WHAT IS REQUIRED — Say how many lines in the records include the string "Type", adding no other words.

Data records
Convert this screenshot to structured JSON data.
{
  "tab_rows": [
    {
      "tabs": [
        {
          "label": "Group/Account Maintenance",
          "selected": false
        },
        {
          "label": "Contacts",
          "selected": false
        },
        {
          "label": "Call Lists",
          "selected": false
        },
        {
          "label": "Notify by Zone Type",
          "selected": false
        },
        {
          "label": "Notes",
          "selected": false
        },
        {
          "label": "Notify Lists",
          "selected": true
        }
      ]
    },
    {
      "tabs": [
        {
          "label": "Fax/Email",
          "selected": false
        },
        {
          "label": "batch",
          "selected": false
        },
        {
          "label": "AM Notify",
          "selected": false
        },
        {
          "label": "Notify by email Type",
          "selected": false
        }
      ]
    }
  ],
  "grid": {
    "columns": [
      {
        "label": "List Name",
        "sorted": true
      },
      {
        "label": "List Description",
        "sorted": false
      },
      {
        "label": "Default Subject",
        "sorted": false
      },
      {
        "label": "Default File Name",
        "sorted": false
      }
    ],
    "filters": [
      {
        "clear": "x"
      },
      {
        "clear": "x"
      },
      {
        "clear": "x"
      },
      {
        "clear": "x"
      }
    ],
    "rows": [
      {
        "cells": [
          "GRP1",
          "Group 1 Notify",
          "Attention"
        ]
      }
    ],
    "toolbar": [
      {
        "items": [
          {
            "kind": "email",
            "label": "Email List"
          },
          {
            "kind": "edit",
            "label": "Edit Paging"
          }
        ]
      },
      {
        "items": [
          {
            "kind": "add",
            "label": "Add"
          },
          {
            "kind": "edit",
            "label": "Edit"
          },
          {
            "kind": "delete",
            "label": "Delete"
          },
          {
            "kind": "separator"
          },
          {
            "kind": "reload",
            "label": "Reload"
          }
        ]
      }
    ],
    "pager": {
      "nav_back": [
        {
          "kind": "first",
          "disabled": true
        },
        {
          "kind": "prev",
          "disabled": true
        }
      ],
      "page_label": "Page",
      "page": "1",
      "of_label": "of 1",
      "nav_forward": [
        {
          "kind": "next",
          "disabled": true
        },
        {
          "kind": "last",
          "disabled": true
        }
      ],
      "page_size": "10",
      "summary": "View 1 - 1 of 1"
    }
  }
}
==
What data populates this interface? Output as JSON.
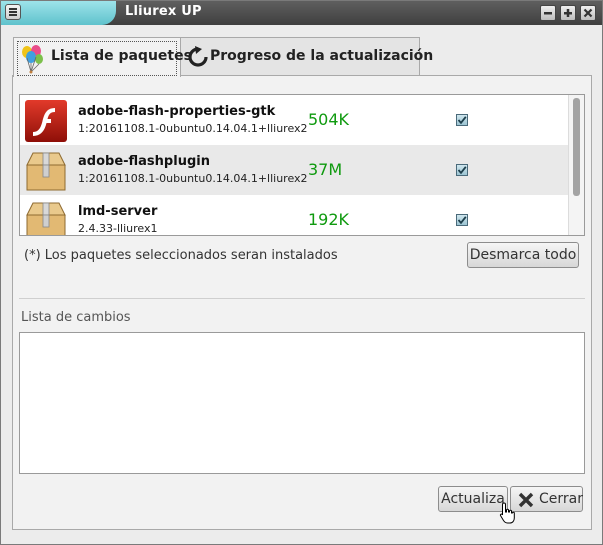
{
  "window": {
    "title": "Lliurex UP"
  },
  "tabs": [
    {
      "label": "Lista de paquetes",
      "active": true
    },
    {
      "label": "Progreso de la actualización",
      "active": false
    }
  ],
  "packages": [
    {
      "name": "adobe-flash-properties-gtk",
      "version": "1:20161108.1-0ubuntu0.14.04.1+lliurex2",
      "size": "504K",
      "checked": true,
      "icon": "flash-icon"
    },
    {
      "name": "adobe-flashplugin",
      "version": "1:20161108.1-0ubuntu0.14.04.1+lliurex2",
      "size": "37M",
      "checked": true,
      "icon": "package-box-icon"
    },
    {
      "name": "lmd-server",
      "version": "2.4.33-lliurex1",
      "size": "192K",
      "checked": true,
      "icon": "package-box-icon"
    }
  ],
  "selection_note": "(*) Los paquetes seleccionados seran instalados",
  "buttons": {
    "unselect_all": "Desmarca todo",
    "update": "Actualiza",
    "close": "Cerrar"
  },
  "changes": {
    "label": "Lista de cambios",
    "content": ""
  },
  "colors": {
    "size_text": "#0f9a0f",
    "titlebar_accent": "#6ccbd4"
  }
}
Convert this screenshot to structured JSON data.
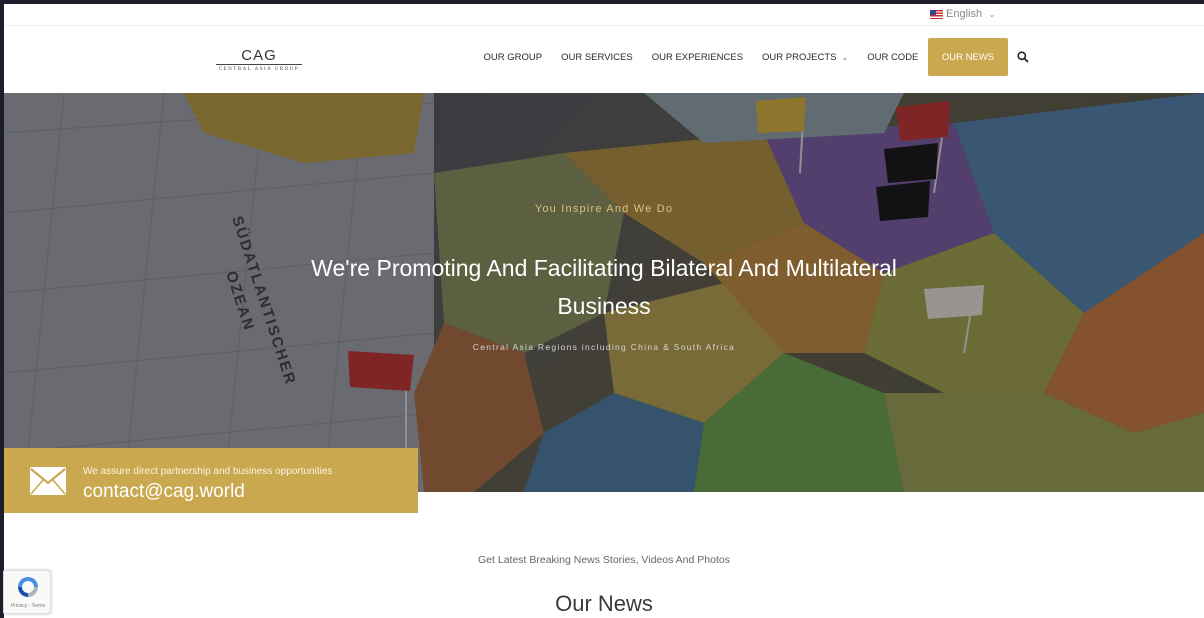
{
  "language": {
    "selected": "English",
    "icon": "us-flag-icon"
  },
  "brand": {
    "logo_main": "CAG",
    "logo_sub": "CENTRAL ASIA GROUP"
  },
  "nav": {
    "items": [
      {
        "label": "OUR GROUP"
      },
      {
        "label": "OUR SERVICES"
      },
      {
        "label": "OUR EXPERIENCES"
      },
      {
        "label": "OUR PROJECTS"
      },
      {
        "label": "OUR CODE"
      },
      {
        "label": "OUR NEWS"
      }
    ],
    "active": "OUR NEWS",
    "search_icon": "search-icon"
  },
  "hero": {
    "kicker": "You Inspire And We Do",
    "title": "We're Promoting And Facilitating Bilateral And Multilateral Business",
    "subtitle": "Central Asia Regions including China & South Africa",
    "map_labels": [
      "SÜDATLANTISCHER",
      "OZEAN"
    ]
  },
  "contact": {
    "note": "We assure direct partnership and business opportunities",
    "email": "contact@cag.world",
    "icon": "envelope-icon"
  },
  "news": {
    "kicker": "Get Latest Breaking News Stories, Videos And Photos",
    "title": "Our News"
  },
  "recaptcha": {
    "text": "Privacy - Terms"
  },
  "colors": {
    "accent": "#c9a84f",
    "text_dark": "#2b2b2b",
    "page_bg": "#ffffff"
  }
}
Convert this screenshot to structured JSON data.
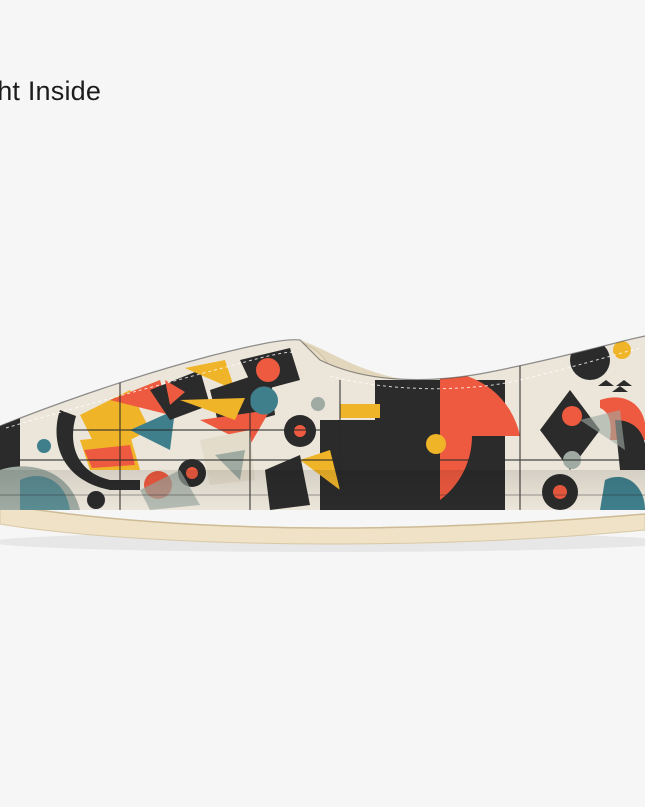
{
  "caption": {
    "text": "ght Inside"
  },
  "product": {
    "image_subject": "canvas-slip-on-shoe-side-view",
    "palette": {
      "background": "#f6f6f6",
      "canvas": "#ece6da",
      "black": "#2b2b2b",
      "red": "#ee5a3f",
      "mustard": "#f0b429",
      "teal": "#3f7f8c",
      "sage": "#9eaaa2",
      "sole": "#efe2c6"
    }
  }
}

THE SOLUTION — 2